Source records
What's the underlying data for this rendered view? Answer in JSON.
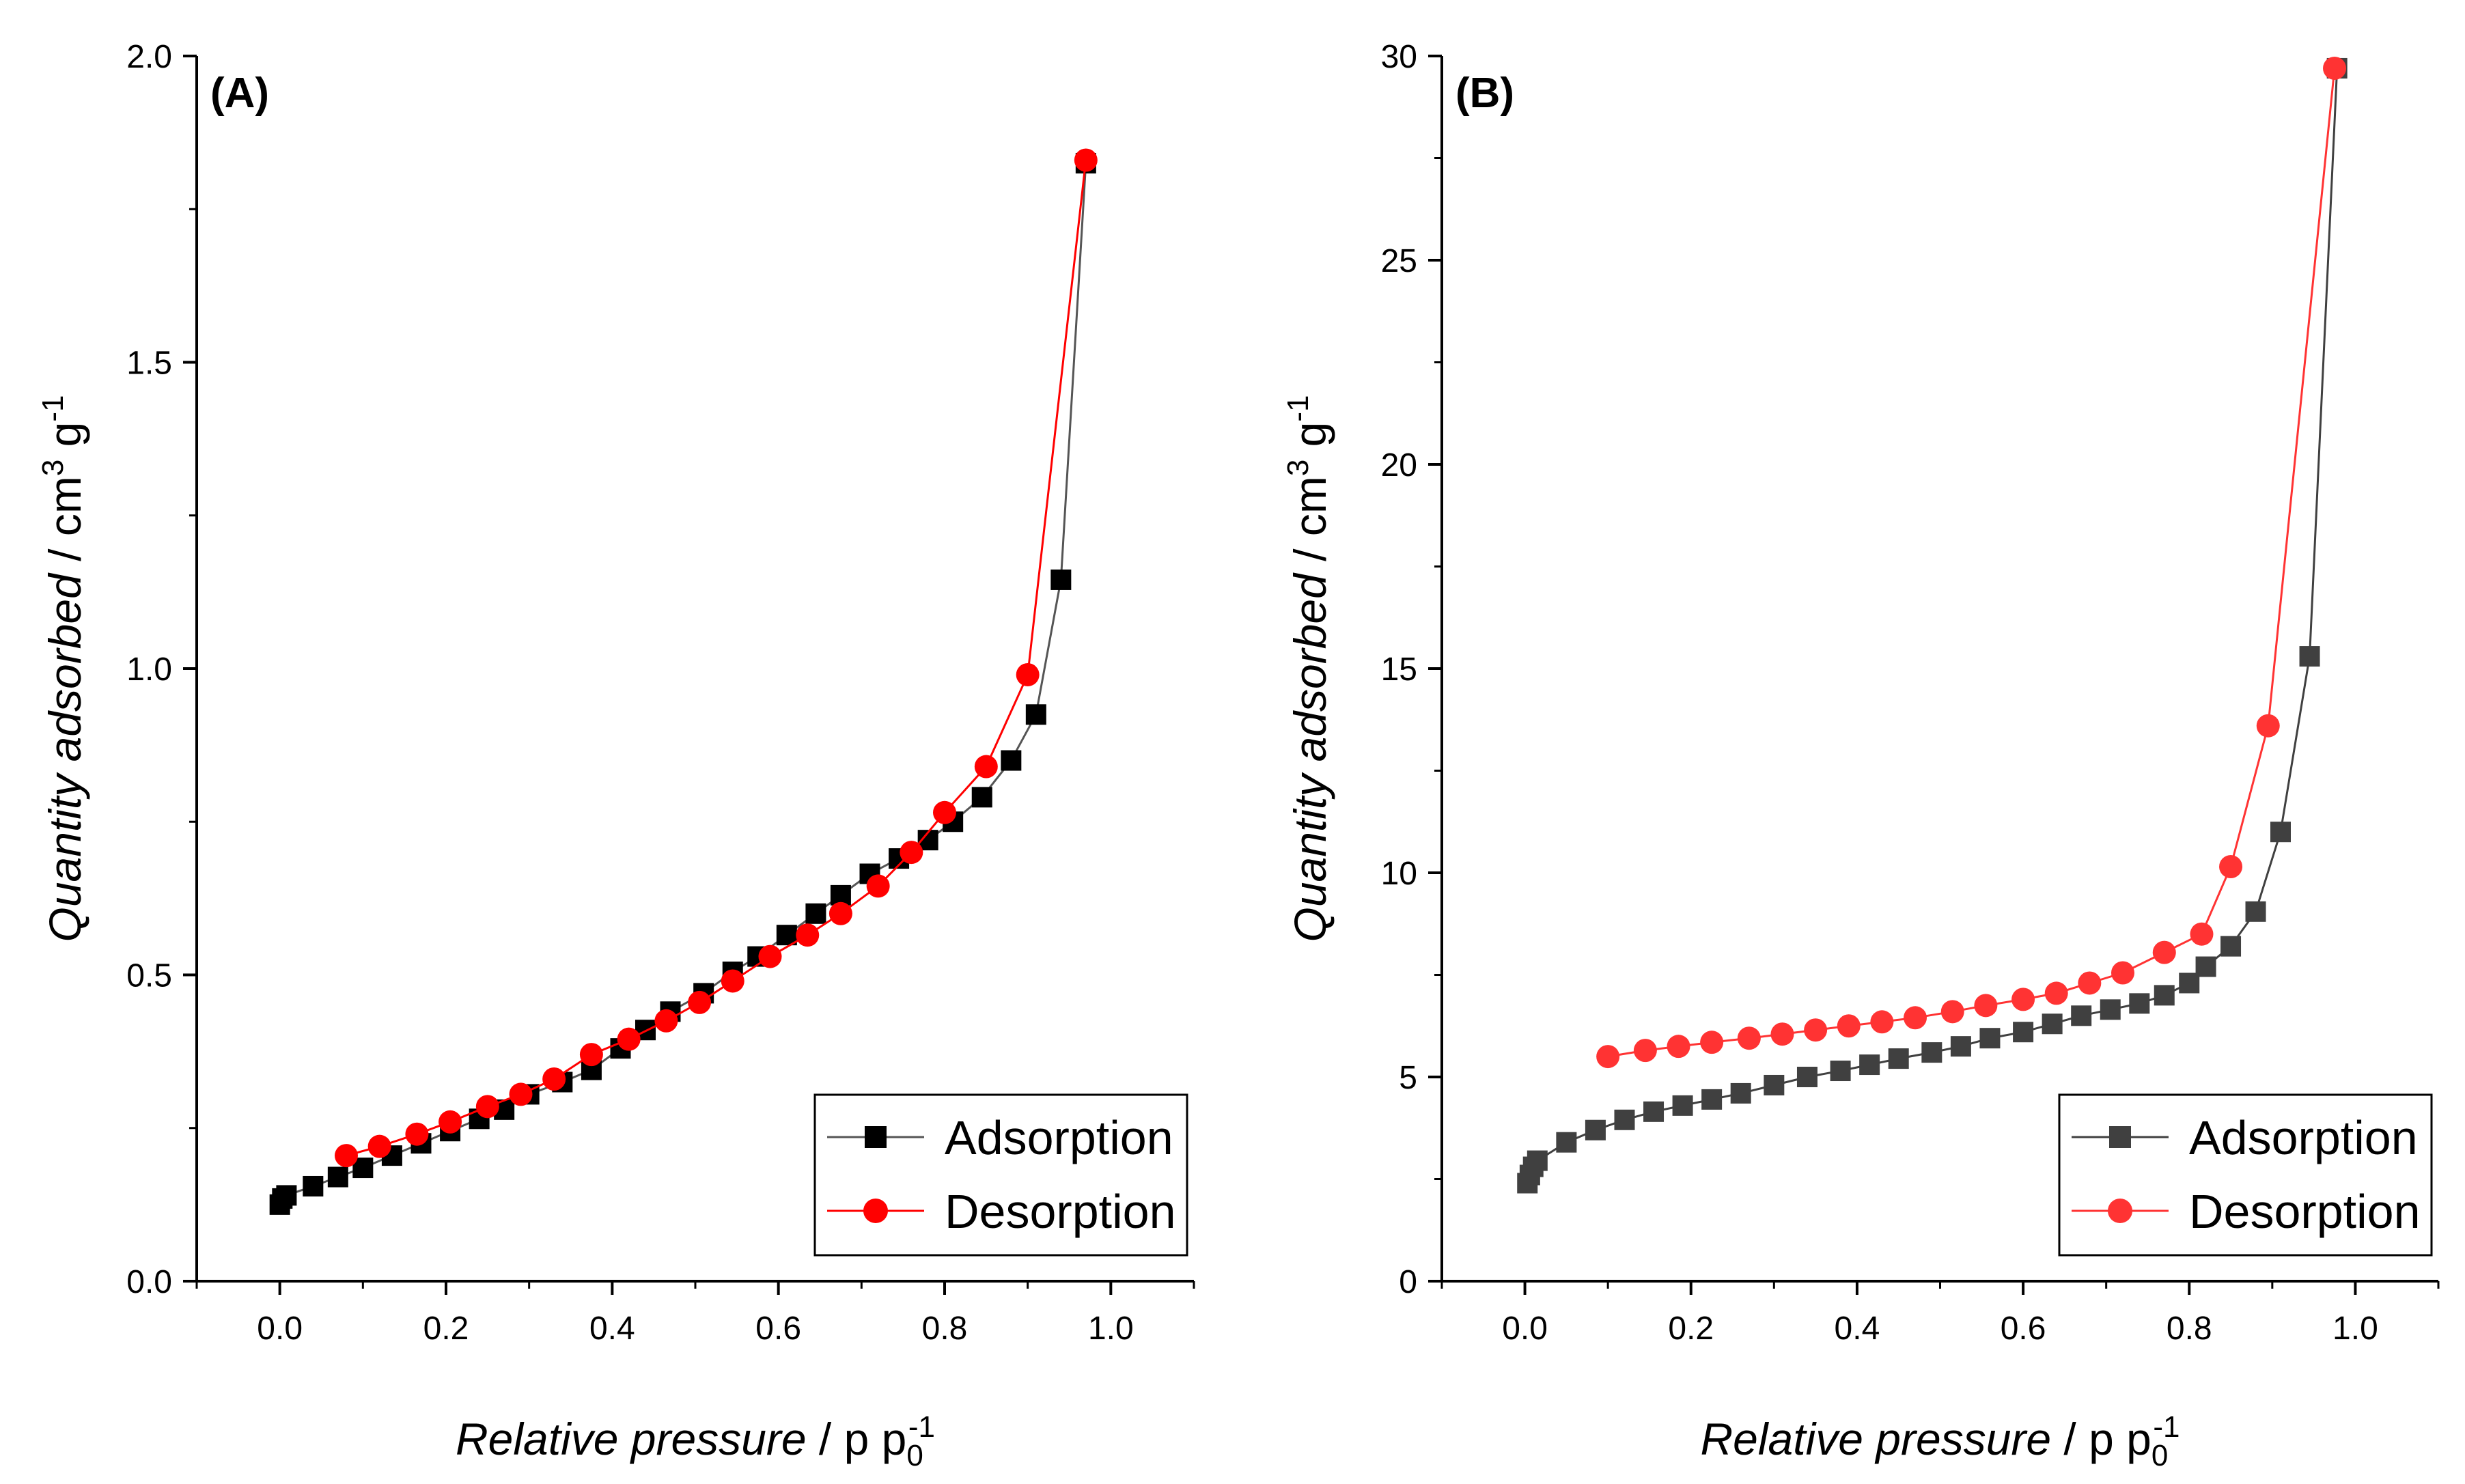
{
  "chart_data": [
    {
      "type": "scatter",
      "panel_label": "(A)",
      "xlabel": "Relative pressure / p p0-1",
      "ylabel": "Quantity adsorbed / cm3 g-1",
      "xlim": [
        -0.1,
        1.1
      ],
      "ylim": [
        0,
        2.0
      ],
      "xticks": [
        "0.0",
        "0.2",
        "0.4",
        "0.6",
        "0.8",
        "1.0"
      ],
      "yticks": [
        "0.0",
        "0.5",
        "1.0",
        "1.5",
        "2.0"
      ],
      "grid": false,
      "legend_position": "bottom-right",
      "series": [
        {
          "name": "Adsorption",
          "marker": "square",
          "color": "#000000",
          "line_color": "#555555",
          "points": [
            [
              0.0,
              0.125
            ],
            [
              0.003,
              0.135
            ],
            [
              0.008,
              0.14
            ],
            [
              0.04,
              0.155
            ],
            [
              0.07,
              0.17
            ],
            [
              0.1,
              0.185
            ],
            [
              0.135,
              0.205
            ],
            [
              0.17,
              0.225
            ],
            [
              0.205,
              0.245
            ],
            [
              0.24,
              0.265
            ],
            [
              0.27,
              0.28
            ],
            [
              0.3,
              0.305
            ],
            [
              0.34,
              0.325
            ],
            [
              0.375,
              0.345
            ],
            [
              0.41,
              0.38
            ],
            [
              0.44,
              0.41
            ],
            [
              0.47,
              0.44
            ],
            [
              0.51,
              0.47
            ],
            [
              0.545,
              0.505
            ],
            [
              0.575,
              0.53
            ],
            [
              0.61,
              0.565
            ],
            [
              0.645,
              0.6
            ],
            [
              0.675,
              0.63
            ],
            [
              0.71,
              0.665
            ],
            [
              0.745,
              0.69
            ],
            [
              0.78,
              0.72
            ],
            [
              0.81,
              0.75
            ],
            [
              0.845,
              0.79
            ],
            [
              0.88,
              0.85
            ],
            [
              0.91,
              0.925
            ],
            [
              0.94,
              1.145
            ],
            [
              0.97,
              1.825
            ]
          ]
        },
        {
          "name": "Desorption",
          "marker": "circle",
          "color": "#ff0000",
          "line_color": "#ff0000",
          "points": [
            [
              0.08,
              0.205
            ],
            [
              0.12,
              0.22
            ],
            [
              0.165,
              0.24
            ],
            [
              0.205,
              0.26
            ],
            [
              0.25,
              0.285
            ],
            [
              0.29,
              0.305
            ],
            [
              0.33,
              0.33
            ],
            [
              0.375,
              0.37
            ],
            [
              0.42,
              0.395
            ],
            [
              0.465,
              0.425
            ],
            [
              0.505,
              0.455
            ],
            [
              0.545,
              0.49
            ],
            [
              0.59,
              0.53
            ],
            [
              0.635,
              0.565
            ],
            [
              0.675,
              0.6
            ],
            [
              0.72,
              0.645
            ],
            [
              0.76,
              0.7
            ],
            [
              0.8,
              0.765
            ],
            [
              0.85,
              0.84
            ],
            [
              0.9,
              0.99
            ],
            [
              0.97,
              1.83
            ]
          ]
        }
      ]
    },
    {
      "type": "scatter",
      "panel_label": "(B)",
      "xlabel": "Relative pressure / p p0-1",
      "ylabel": "Quantity adsorbed / cm3 g-1",
      "xlim": [
        -0.1,
        1.1
      ],
      "ylim": [
        0,
        30
      ],
      "xticks": [
        "0.0",
        "0.2",
        "0.4",
        "0.6",
        "0.8",
        "1.0"
      ],
      "yticks": [
        "0",
        "5",
        "10",
        "15",
        "20",
        "25",
        "30"
      ],
      "grid": false,
      "legend_position": "bottom-right",
      "series": [
        {
          "name": "Adsorption",
          "marker": "square",
          "color": "#404040",
          "line_color": "#404040",
          "points": [
            [
              0.003,
              2.4
            ],
            [
              0.006,
              2.6
            ],
            [
              0.01,
              2.8
            ],
            [
              0.015,
              2.95
            ],
            [
              0.05,
              3.4
            ],
            [
              0.085,
              3.7
            ],
            [
              0.12,
              3.95
            ],
            [
              0.155,
              4.15
            ],
            [
              0.19,
              4.3
            ],
            [
              0.225,
              4.45
            ],
            [
              0.26,
              4.6
            ],
            [
              0.3,
              4.8
            ],
            [
              0.34,
              5.0
            ],
            [
              0.38,
              5.15
            ],
            [
              0.415,
              5.3
            ],
            [
              0.45,
              5.45
            ],
            [
              0.49,
              5.6
            ],
            [
              0.525,
              5.75
            ],
            [
              0.56,
              5.95
            ],
            [
              0.6,
              6.1
            ],
            [
              0.635,
              6.3
            ],
            [
              0.67,
              6.5
            ],
            [
              0.705,
              6.65
            ],
            [
              0.74,
              6.8
            ],
            [
              0.77,
              7.0
            ],
            [
              0.8,
              7.3
            ],
            [
              0.82,
              7.7
            ],
            [
              0.85,
              8.2
            ],
            [
              0.88,
              9.05
            ],
            [
              0.91,
              11.0
            ],
            [
              0.945,
              15.3
            ],
            [
              0.978,
              29.7
            ]
          ]
        },
        {
          "name": "Desorption",
          "marker": "circle",
          "color": "#ff3333",
          "line_color": "#ff3333",
          "points": [
            [
              0.1,
              5.5
            ],
            [
              0.145,
              5.65
            ],
            [
              0.185,
              5.75
            ],
            [
              0.225,
              5.85
            ],
            [
              0.27,
              5.95
            ],
            [
              0.31,
              6.05
            ],
            [
              0.35,
              6.15
            ],
            [
              0.39,
              6.25
            ],
            [
              0.43,
              6.35
            ],
            [
              0.47,
              6.45
            ],
            [
              0.515,
              6.6
            ],
            [
              0.555,
              6.75
            ],
            [
              0.6,
              6.9
            ],
            [
              0.64,
              7.05
            ],
            [
              0.68,
              7.3
            ],
            [
              0.72,
              7.55
            ],
            [
              0.77,
              8.05
            ],
            [
              0.815,
              8.5
            ],
            [
              0.85,
              10.15
            ],
            [
              0.895,
              13.6
            ],
            [
              0.975,
              29.7
            ]
          ]
        }
      ]
    }
  ]
}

DIRECTIVE:
Exclude the images, then output the data above word for word.

EXERCISE SOLUTION:
What's the underlying data for this rendered view? Answer in JSON.
{
  "chart_data": [
    {
      "type": "scatter",
      "panel_label": "(A)",
      "xlabel": "Relative pressure / p p0-1",
      "ylabel": "Quantity adsorbed / cm3 g-1",
      "xlim": [
        -0.1,
        1.1
      ],
      "ylim": [
        0,
        2.0
      ],
      "xticks": [
        "0.0",
        "0.2",
        "0.4",
        "0.6",
        "0.8",
        "1.0"
      ],
      "yticks": [
        "0.0",
        "0.5",
        "1.0",
        "1.5",
        "2.0"
      ],
      "grid": false,
      "legend_position": "bottom-right",
      "series": [
        {
          "name": "Adsorption",
          "marker": "square",
          "color": "#000000",
          "line_color": "#555555",
          "points": [
            [
              0.0,
              0.125
            ],
            [
              0.003,
              0.135
            ],
            [
              0.008,
              0.14
            ],
            [
              0.04,
              0.155
            ],
            [
              0.07,
              0.17
            ],
            [
              0.1,
              0.185
            ],
            [
              0.135,
              0.205
            ],
            [
              0.17,
              0.225
            ],
            [
              0.205,
              0.245
            ],
            [
              0.24,
              0.265
            ],
            [
              0.27,
              0.28
            ],
            [
              0.3,
              0.305
            ],
            [
              0.34,
              0.325
            ],
            [
              0.375,
              0.345
            ],
            [
              0.41,
              0.38
            ],
            [
              0.44,
              0.41
            ],
            [
              0.47,
              0.44
            ],
            [
              0.51,
              0.47
            ],
            [
              0.545,
              0.505
            ],
            [
              0.575,
              0.53
            ],
            [
              0.61,
              0.565
            ],
            [
              0.645,
              0.6
            ],
            [
              0.675,
              0.63
            ],
            [
              0.71,
              0.665
            ],
            [
              0.745,
              0.69
            ],
            [
              0.78,
              0.72
            ],
            [
              0.81,
              0.75
            ],
            [
              0.845,
              0.79
            ],
            [
              0.88,
              0.85
            ],
            [
              0.91,
              0.925
            ],
            [
              0.94,
              1.145
            ],
            [
              0.97,
              1.825
            ]
          ]
        },
        {
          "name": "Desorption",
          "marker": "circle",
          "color": "#ff0000",
          "line_color": "#ff0000",
          "points": [
            [
              0.08,
              0.205
            ],
            [
              0.12,
              0.22
            ],
            [
              0.165,
              0.24
            ],
            [
              0.205,
              0.26
            ],
            [
              0.25,
              0.285
            ],
            [
              0.29,
              0.305
            ],
            [
              0.33,
              0.33
            ],
            [
              0.375,
              0.37
            ],
            [
              0.42,
              0.395
            ],
            [
              0.465,
              0.425
            ],
            [
              0.505,
              0.455
            ],
            [
              0.545,
              0.49
            ],
            [
              0.59,
              0.53
            ],
            [
              0.635,
              0.565
            ],
            [
              0.675,
              0.6
            ],
            [
              0.72,
              0.645
            ],
            [
              0.76,
              0.7
            ],
            [
              0.8,
              0.765
            ],
            [
              0.85,
              0.84
            ],
            [
              0.9,
              0.99
            ],
            [
              0.97,
              1.83
            ]
          ]
        }
      ]
    },
    {
      "type": "scatter",
      "panel_label": "(B)",
      "xlabel": "Relative pressure / p p0-1",
      "ylabel": "Quantity adsorbed / cm3 g-1",
      "xlim": [
        -0.1,
        1.1
      ],
      "ylim": [
        0,
        30
      ],
      "xticks": [
        "0.0",
        "0.2",
        "0.4",
        "0.6",
        "0.8",
        "1.0"
      ],
      "yticks": [
        "0",
        "5",
        "10",
        "15",
        "20",
        "25",
        "30"
      ],
      "grid": false,
      "legend_position": "bottom-right",
      "series": [
        {
          "name": "Adsorption",
          "marker": "square",
          "color": "#404040",
          "line_color": "#404040",
          "points": [
            [
              0.003,
              2.4
            ],
            [
              0.006,
              2.6
            ],
            [
              0.01,
              2.8
            ],
            [
              0.015,
              2.95
            ],
            [
              0.05,
              3.4
            ],
            [
              0.085,
              3.7
            ],
            [
              0.12,
              3.95
            ],
            [
              0.155,
              4.15
            ],
            [
              0.19,
              4.3
            ],
            [
              0.225,
              4.45
            ],
            [
              0.26,
              4.6
            ],
            [
              0.3,
              4.8
            ],
            [
              0.34,
              5.0
            ],
            [
              0.38,
              5.15
            ],
            [
              0.415,
              5.3
            ],
            [
              0.45,
              5.45
            ],
            [
              0.49,
              5.6
            ],
            [
              0.525,
              5.75
            ],
            [
              0.56,
              5.95
            ],
            [
              0.6,
              6.1
            ],
            [
              0.635,
              6.3
            ],
            [
              0.67,
              6.5
            ],
            [
              0.705,
              6.65
            ],
            [
              0.74,
              6.8
            ],
            [
              0.77,
              7.0
            ],
            [
              0.8,
              7.3
            ],
            [
              0.82,
              7.7
            ],
            [
              0.85,
              8.2
            ],
            [
              0.88,
              9.05
            ],
            [
              0.91,
              11.0
            ],
            [
              0.945,
              15.3
            ],
            [
              0.978,
              29.7
            ]
          ]
        },
        {
          "name": "Desorption",
          "marker": "circle",
          "color": "#ff3333",
          "line_color": "#ff3333",
          "points": [
            [
              0.1,
              5.5
            ],
            [
              0.145,
              5.65
            ],
            [
              0.185,
              5.75
            ],
            [
              0.225,
              5.85
            ],
            [
              0.27,
              5.95
            ],
            [
              0.31,
              6.05
            ],
            [
              0.35,
              6.15
            ],
            [
              0.39,
              6.25
            ],
            [
              0.43,
              6.35
            ],
            [
              0.47,
              6.45
            ],
            [
              0.515,
              6.6
            ],
            [
              0.555,
              6.75
            ],
            [
              0.6,
              6.9
            ],
            [
              0.64,
              7.05
            ],
            [
              0.68,
              7.3
            ],
            [
              0.72,
              7.55
            ],
            [
              0.77,
              8.05
            ],
            [
              0.815,
              8.5
            ],
            [
              0.85,
              10.15
            ],
            [
              0.895,
              13.6
            ],
            [
              0.975,
              29.7
            ]
          ]
        }
      ]
    }
  ]
}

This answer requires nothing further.